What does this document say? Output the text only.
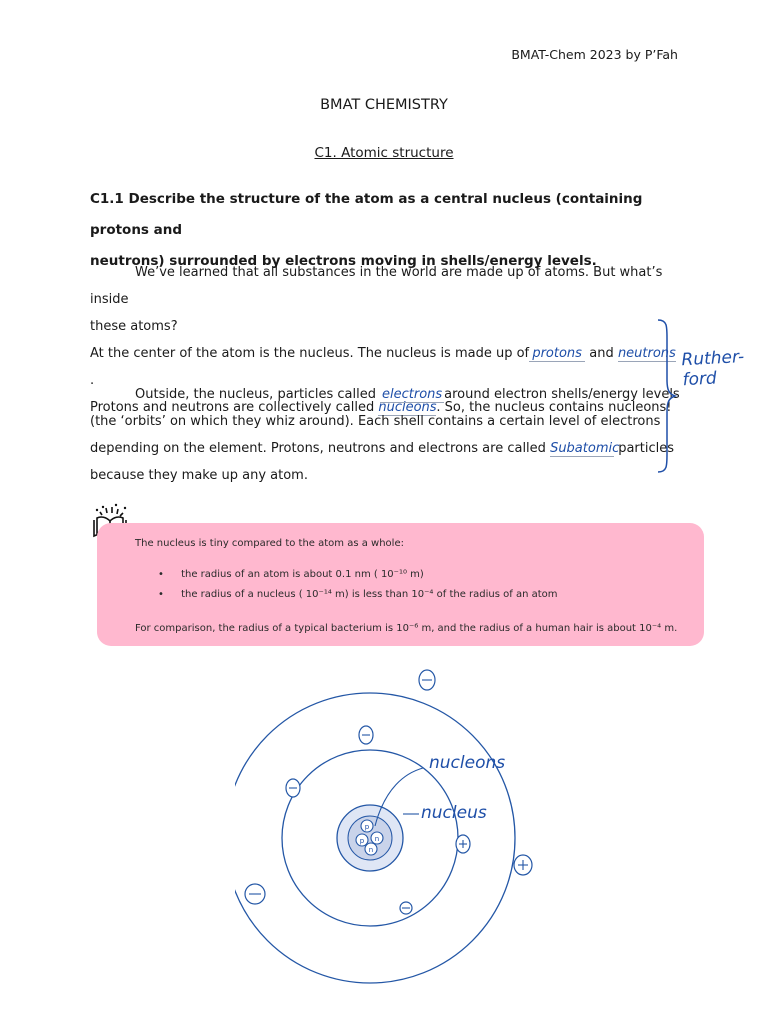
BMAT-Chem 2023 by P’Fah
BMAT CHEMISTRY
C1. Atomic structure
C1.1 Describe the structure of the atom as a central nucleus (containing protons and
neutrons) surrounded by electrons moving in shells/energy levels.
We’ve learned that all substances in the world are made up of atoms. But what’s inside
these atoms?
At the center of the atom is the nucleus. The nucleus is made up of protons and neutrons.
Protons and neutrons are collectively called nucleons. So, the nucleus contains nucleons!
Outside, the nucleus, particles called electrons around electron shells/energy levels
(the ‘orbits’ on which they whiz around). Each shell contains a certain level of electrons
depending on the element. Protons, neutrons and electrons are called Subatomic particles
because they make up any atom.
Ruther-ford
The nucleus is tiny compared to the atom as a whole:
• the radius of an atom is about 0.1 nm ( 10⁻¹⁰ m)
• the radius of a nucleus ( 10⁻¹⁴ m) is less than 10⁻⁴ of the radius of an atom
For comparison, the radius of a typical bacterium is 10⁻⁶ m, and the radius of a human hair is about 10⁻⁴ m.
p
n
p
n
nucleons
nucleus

+++

_WORK TO BE COMPLETED_: What is needed is a word-for-word copy of the records above, excluding pictures.

_SOLVED PROBLEM_:
What does this document say? Output the text only.
BMAT-Chem 2023 by P’Fah
BMAT CHEMISTRY
C1. Atomic structure
C1.1 Describe the structure of the atom as a central nucleus (containing protons and
neutrons) surrounded by electrons moving in shells/energy levels.
We’ve learned that all substances in the world are made up of atoms. But what’s inside
these atoms?
At the center of the atom is the nucleus. The nucleus is made up of protons and neutrons.
Protons and neutrons are collectively called nucleons. So, the nucleus contains nucleons!
Outside, the nucleus, particles called electrons around electron shells/energy levels
(the ‘orbits’ on which they whiz around). Each shell contains a certain level of electrons
depending on the element. Protons, neutrons and electrons are called Subatomic particles
because they make up any atom.
Ruther-ford
The nucleus is tiny compared to the atom as a whole:
• the radius of an atom is about 0.1 nm ( 10⁻¹⁰ m)
• the radius of a nucleus ( 10⁻¹⁴ m) is less than 10⁻⁴ of the radius of an atom
For comparison, the radius of a typical bacterium is 10⁻⁶ m, and the radius of a human hair is about 10⁻⁴ m.
p
n
p
n
nucleons
nucleus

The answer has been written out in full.